**SUPPLIED MATERIAL:**
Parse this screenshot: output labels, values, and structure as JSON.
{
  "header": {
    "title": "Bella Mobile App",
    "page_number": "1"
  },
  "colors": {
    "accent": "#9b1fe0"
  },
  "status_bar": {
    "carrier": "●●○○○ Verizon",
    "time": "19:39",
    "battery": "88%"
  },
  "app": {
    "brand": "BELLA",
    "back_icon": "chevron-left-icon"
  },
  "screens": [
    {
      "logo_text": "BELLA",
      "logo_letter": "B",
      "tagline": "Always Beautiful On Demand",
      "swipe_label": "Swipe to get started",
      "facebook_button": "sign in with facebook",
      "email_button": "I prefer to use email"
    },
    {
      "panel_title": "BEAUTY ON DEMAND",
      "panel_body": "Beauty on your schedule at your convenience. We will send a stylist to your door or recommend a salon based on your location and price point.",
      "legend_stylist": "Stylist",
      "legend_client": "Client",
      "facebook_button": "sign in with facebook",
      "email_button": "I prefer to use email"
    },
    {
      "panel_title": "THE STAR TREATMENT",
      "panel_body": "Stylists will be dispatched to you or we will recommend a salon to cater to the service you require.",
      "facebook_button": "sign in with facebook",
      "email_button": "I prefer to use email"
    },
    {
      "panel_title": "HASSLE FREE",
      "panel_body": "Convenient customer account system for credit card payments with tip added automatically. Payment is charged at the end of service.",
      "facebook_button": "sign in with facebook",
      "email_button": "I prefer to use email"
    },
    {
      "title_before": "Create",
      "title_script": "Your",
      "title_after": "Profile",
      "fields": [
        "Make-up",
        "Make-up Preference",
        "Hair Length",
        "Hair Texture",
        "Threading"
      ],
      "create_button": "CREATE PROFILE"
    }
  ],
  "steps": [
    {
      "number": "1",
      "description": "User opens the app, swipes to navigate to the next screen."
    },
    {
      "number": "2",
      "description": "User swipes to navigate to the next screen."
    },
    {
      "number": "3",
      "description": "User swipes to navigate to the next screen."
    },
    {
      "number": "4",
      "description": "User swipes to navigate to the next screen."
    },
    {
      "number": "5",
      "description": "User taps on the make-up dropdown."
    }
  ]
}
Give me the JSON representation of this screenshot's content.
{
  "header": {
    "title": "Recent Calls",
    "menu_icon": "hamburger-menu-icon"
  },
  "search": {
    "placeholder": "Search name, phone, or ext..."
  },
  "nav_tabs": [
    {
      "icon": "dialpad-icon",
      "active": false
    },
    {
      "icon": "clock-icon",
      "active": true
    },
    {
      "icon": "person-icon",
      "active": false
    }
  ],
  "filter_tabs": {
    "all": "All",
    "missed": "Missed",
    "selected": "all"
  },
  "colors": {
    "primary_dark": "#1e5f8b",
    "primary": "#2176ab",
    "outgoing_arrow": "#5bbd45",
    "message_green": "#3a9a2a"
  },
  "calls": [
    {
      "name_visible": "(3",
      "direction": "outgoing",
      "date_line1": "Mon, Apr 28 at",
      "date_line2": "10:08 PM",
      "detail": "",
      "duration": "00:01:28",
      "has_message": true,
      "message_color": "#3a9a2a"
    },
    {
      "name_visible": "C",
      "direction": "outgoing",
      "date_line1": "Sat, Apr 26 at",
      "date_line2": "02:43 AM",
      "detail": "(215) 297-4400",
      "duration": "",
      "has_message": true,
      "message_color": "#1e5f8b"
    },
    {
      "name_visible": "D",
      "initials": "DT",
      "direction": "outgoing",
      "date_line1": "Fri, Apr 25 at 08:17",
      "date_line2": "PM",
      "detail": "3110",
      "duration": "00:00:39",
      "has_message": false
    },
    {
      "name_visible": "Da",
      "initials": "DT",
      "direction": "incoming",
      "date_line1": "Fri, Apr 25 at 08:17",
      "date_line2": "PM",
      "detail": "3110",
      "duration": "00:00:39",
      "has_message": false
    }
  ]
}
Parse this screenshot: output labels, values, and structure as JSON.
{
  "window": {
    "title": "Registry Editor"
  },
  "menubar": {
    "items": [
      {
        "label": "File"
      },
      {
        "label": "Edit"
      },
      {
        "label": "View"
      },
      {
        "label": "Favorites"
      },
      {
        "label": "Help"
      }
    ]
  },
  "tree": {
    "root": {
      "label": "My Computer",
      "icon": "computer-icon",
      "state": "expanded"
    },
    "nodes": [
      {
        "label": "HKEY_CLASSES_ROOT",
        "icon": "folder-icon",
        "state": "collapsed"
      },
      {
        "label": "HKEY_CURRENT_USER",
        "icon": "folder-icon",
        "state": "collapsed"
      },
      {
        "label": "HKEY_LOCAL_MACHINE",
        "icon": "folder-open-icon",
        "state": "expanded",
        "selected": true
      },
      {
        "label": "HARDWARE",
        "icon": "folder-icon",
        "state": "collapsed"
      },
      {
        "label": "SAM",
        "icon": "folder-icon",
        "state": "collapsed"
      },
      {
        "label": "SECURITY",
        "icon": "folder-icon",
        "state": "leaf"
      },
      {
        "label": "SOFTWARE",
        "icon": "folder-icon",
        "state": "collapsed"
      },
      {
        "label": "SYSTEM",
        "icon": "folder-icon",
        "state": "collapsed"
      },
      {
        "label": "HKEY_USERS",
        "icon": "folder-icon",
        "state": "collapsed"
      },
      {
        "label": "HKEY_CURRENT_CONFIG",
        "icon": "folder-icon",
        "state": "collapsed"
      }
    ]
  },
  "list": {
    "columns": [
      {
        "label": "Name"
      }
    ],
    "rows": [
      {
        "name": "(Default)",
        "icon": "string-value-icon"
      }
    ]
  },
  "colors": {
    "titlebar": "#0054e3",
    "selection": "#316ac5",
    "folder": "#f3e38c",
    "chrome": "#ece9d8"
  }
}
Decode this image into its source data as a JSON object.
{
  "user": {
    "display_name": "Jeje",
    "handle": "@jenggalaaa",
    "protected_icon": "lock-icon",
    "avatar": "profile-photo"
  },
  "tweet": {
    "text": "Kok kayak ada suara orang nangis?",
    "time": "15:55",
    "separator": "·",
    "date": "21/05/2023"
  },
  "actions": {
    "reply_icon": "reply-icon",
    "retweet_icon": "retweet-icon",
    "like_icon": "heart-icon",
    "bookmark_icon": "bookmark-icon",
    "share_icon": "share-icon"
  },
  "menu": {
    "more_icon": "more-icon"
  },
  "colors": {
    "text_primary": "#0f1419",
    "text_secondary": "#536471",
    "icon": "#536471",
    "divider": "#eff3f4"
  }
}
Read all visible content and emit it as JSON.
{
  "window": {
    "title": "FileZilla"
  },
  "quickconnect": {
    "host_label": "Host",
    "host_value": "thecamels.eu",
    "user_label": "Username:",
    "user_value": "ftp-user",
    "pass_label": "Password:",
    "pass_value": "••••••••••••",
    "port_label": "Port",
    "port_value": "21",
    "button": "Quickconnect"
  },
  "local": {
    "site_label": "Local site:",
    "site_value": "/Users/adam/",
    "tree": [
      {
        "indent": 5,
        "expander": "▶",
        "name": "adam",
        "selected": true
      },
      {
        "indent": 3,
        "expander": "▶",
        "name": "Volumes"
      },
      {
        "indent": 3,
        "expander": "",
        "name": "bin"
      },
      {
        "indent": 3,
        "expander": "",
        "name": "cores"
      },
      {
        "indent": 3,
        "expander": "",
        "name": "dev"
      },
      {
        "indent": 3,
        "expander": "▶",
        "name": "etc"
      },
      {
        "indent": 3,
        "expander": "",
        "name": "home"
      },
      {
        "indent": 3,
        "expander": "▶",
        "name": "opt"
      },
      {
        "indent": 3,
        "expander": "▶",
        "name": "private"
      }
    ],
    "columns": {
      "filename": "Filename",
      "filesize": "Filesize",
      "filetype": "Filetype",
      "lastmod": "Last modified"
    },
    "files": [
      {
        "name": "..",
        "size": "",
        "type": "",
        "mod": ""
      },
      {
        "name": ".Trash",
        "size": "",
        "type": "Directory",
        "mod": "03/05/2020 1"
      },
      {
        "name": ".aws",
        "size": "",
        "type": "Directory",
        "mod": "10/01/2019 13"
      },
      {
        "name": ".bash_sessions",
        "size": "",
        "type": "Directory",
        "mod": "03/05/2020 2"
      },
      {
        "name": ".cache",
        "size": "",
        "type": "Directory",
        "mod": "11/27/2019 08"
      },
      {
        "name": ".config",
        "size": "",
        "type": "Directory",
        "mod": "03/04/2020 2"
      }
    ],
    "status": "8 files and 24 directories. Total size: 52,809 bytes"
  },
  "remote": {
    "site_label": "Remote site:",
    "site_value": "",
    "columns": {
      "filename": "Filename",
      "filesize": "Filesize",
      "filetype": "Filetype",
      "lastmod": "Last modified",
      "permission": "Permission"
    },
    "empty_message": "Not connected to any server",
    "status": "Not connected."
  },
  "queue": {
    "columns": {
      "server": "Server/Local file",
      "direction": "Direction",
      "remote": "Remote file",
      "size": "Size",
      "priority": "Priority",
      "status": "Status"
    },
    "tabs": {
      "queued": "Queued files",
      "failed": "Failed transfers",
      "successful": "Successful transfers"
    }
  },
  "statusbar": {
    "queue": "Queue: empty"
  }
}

**YOUR OBJECTIVE:**
How many of the lines in the listing above hold the word "recommend"? Report only that figure.

**OUTPUT FOR THIS EXERCISE:**
2